All of the data that follows should be retyped exactly, please, except the pictures.

────────

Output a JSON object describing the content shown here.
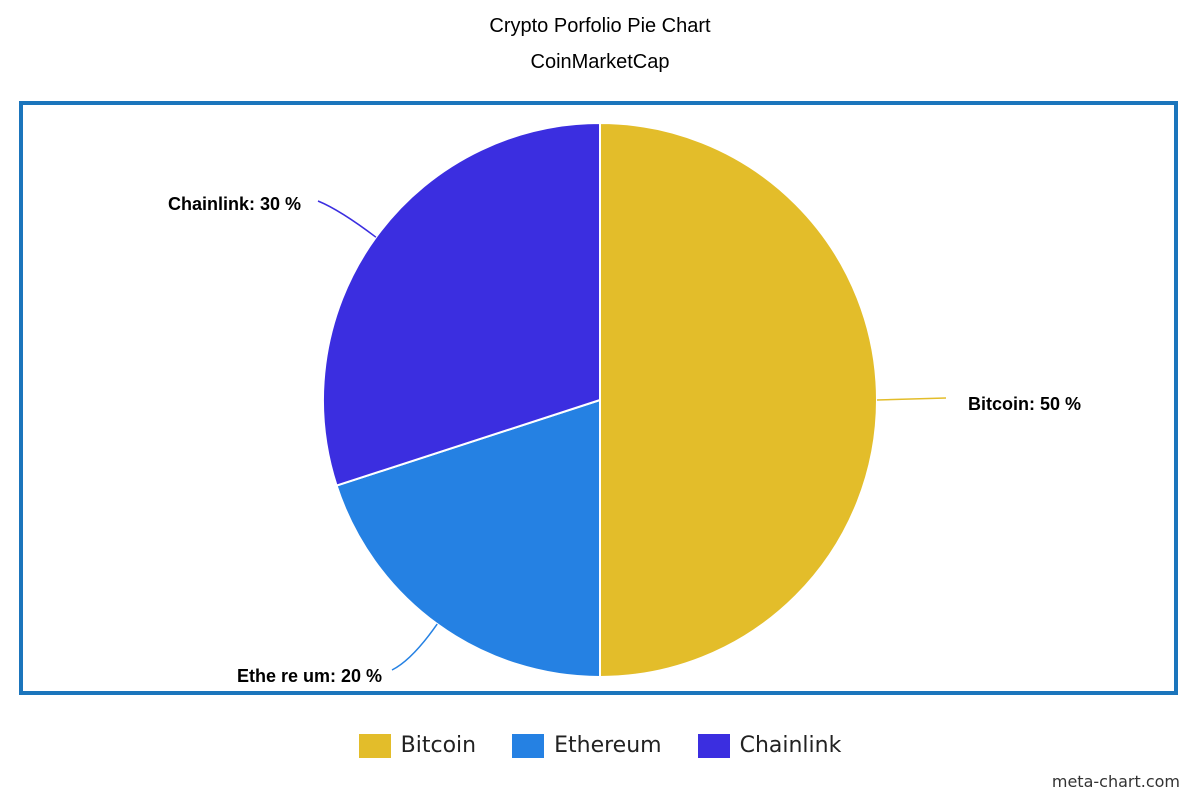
{
  "chart_data": {
    "type": "pie",
    "title": "Crypto Porfolio Pie Chart",
    "subtitle": "CoinMarketCap",
    "slices": [
      {
        "name": "Bitcoin",
        "value": 50,
        "label": "Bitcoin: 50 %",
        "color": "#e3bd2a"
      },
      {
        "name": "Ethereum",
        "value": 20,
        "label": "Ethe re um: 20 %",
        "color": "#2581e3"
      },
      {
        "name": "Chainlink",
        "value": 30,
        "label": "Chainlink: 30 %",
        "color": "#3b2ee0"
      }
    ],
    "legend": [
      "Bitcoin",
      "Ethereum",
      "Chainlink"
    ],
    "legend_position": "bottom"
  },
  "credit": "meta-chart.com"
}
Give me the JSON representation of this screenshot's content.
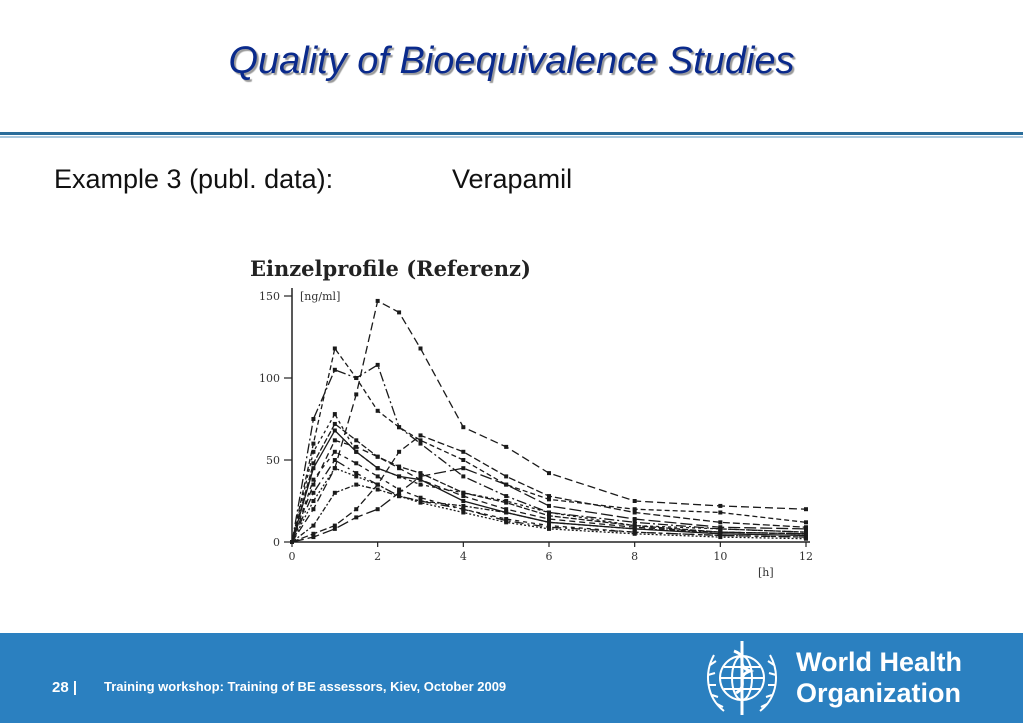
{
  "slide": {
    "title": "Quality of Bioequivalence Studies",
    "subtitle_left": "Example 3 (publ. data):",
    "subtitle_right": "Verapamil"
  },
  "footer": {
    "page_number": "28",
    "separator": "|",
    "text": "Training workshop: Training of BE assessors, Kiev, October 2009",
    "org_line1": "World Health",
    "org_line2": "Organization"
  },
  "colors": {
    "title": "#0a2a8c",
    "footer_bg": "#2b80c0",
    "rule": "#2a6d9a",
    "curves": "#1a1a1a"
  },
  "chart_data": {
    "type": "line",
    "title": "Einzelprofile (Referenz)",
    "xlabel": "[h]",
    "ylabel": "[ng/ml]",
    "x_ticks": [
      "0",
      "2",
      "4",
      "6",
      "8",
      "10",
      "12"
    ],
    "y_ticks": [
      "0",
      "50",
      "100",
      "150"
    ],
    "xlim": [
      0,
      12
    ],
    "ylim": [
      0,
      150
    ],
    "x": [
      0,
      0.5,
      1,
      1.5,
      2,
      2.5,
      3,
      4,
      5,
      6,
      8,
      10,
      12
    ],
    "series": [
      {
        "values": [
          0,
          20,
          45,
          90,
          147,
          140,
          118,
          70,
          58,
          42,
          25,
          22,
          20
        ]
      },
      {
        "values": [
          0,
          60,
          118,
          100,
          80,
          70,
          62,
          50,
          35,
          26,
          20,
          18,
          12
        ]
      },
      {
        "values": [
          0,
          75,
          105,
          100,
          108,
          70,
          60,
          40,
          28,
          18,
          12,
          8,
          6
        ]
      },
      {
        "values": [
          0,
          55,
          78,
          55,
          45,
          40,
          35,
          30,
          25,
          18,
          10,
          8,
          6
        ]
      },
      {
        "values": [
          0,
          48,
          72,
          62,
          52,
          46,
          42,
          30,
          24,
          16,
          10,
          6,
          5
        ]
      },
      {
        "values": [
          0,
          45,
          68,
          55,
          45,
          40,
          38,
          25,
          18,
          12,
          8,
          5,
          4
        ]
      },
      {
        "values": [
          0,
          38,
          55,
          48,
          40,
          32,
          27,
          20,
          14,
          10,
          6,
          4,
          3
        ]
      },
      {
        "values": [
          0,
          30,
          50,
          42,
          35,
          28,
          25,
          20,
          13,
          9,
          6,
          4,
          3
        ]
      },
      {
        "values": [
          0,
          25,
          45,
          40,
          35,
          28,
          24,
          18,
          12,
          8,
          5,
          3,
          2
        ]
      },
      {
        "values": [
          0,
          5,
          10,
          20,
          35,
          55,
          65,
          55,
          40,
          28,
          18,
          12,
          9
        ]
      },
      {
        "values": [
          0,
          3,
          8,
          15,
          20,
          30,
          40,
          45,
          35,
          22,
          14,
          9,
          8
        ]
      },
      {
        "values": [
          0,
          10,
          30,
          35,
          32,
          28,
          25,
          22,
          18,
          12,
          8,
          6,
          5
        ]
      },
      {
        "values": [
          0,
          35,
          62,
          58,
          52,
          45,
          38,
          28,
          20,
          14,
          9,
          6,
          5
        ]
      }
    ]
  }
}
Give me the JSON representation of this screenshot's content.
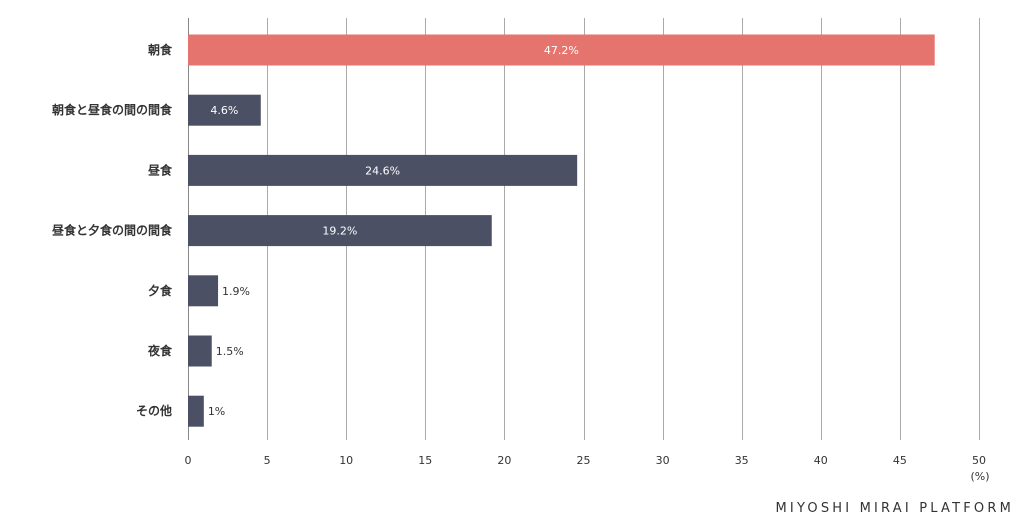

────────

[COMPLETE ANSWER]
Output a JSON object describing the content shown here.
{
  "chart_data": {
    "type": "pie",
    "title": "Crypto Porfolio Pie Chart",
    "subtitle": "CoinMarketCap",
    "slices": [
      {
        "name": "Bitcoin",
        "value": 50,
        "label": "Bitcoin: 50 %",
        "color": "#e3bd2a"
      },
      {
        "name": "Ethereum",
        "value": 20,
        "label": "Ethe re um: 20 %",
        "color": "#2581e3"
      },
      {
        "name": "Chainlink",
        "value": 30,
        "label": "Chainlink: 30 %",
        "color": "#3b2ee0"
      }
    ],
    "legend": [
      "Bitcoin",
      "Ethereum",
      "Chainlink"
    ],
    "legend_position": "bottom"
  },
  "credit": "meta-chart.com"
}
Give me the JSON representation of this screenshot's content.
{
  "slide": {
    "title": "Quality of Bioequivalence Studies",
    "subtitle_left": "Example 3 (publ. data):",
    "subtitle_right": "Verapamil"
  },
  "footer": {
    "page_number": "28",
    "separator": "|",
    "text": "Training workshop: Training of BE assessors, Kiev, October 2009",
    "org_line1": "World Health",
    "org_line2": "Organization"
  },
  "colors": {
    "title": "#0a2a8c",
    "footer_bg": "#2b80c0",
    "rule": "#2a6d9a",
    "curves": "#1a1a1a"
  },
  "chart_data": {
    "type": "line",
    "title": "Einzelprofile (Referenz)",
    "xlabel": "[h]",
    "ylabel": "[ng/ml]",
    "x_ticks": [
      "0",
      "2",
      "4",
      "6",
      "8",
      "10",
      "12"
    ],
    "y_ticks": [
      "0",
      "50",
      "100",
      "150"
    ],
    "xlim": [
      0,
      12
    ],
    "ylim": [
      0,
      150
    ],
    "x": [
      0,
      0.5,
      1,
      1.5,
      2,
      2.5,
      3,
      4,
      5,
      6,
      8,
      10,
      12
    ],
    "series": [
      {
        "values": [
          0,
          20,
          45,
          90,
          147,
          140,
          118,
          70,
          58,
          42,
          25,
          22,
          20
        ]
      },
      {
        "values": [
          0,
          60,
          118,
          100,
          80,
          70,
          62,
          50,
          35,
          26,
          20,
          18,
          12
        ]
      },
      {
        "values": [
          0,
          75,
          105,
          100,
          108,
          70,
          60,
          40,
          28,
          18,
          12,
          8,
          6
        ]
      },
      {
        "values": [
          0,
          55,
          78,
          55,
          45,
          40,
          35,
          30,
          25,
          18,
          10,
          8,
          6
        ]
      },
      {
        "values": [
          0,
          48,
          72,
          62,
          52,
          46,
          42,
          30,
          24,
          16,
          10,
          6,
          5
        ]
      },
      {
        "values": [
          0,
          45,
          68,
          55,
          45,
          40,
          38,
          25,
          18,
          12,
          8,
          5,
          4
        ]
      },
      {
        "values": [
          0,
          38,
          55,
          48,
          40,
          32,
          27,
          20,
          14,
          10,
          6,
          4,
          3
        ]
      },
      {
        "values": [
          0,
          30,
          50,
          42,
          35,
          28,
          25,
          20,
          13,
          9,
          6,
          4,
          3
        ]
      },
      {
        "values": [
          0,
          25,
          45,
          40,
          35,
          28,
          24,
          18,
          12,
          8,
          5,
          3,
          2
        ]
      },
      {
        "values": [
          0,
          5,
          10,
          20,
          35,
          55,
          65,
          55,
          40,
          28,
          18,
          12,
          9
        ]
      },
      {
        "values": [
          0,
          3,
          8,
          15,
          20,
          30,
          40,
          45,
          35,
          22,
          14,
          9,
          8
        ]
      },
      {
        "values": [
          0,
          10,
          30,
          35,
          32,
          28,
          25,
          22,
          18,
          12,
          8,
          6,
          5
        ]
      },
      {
        "values": [
          0,
          35,
          62,
          58,
          52,
          45,
          38,
          28,
          20,
          14,
          9,
          6,
          5
        ]
      }
    ]
  }
}
Give me the JSON representation of this screenshot's content.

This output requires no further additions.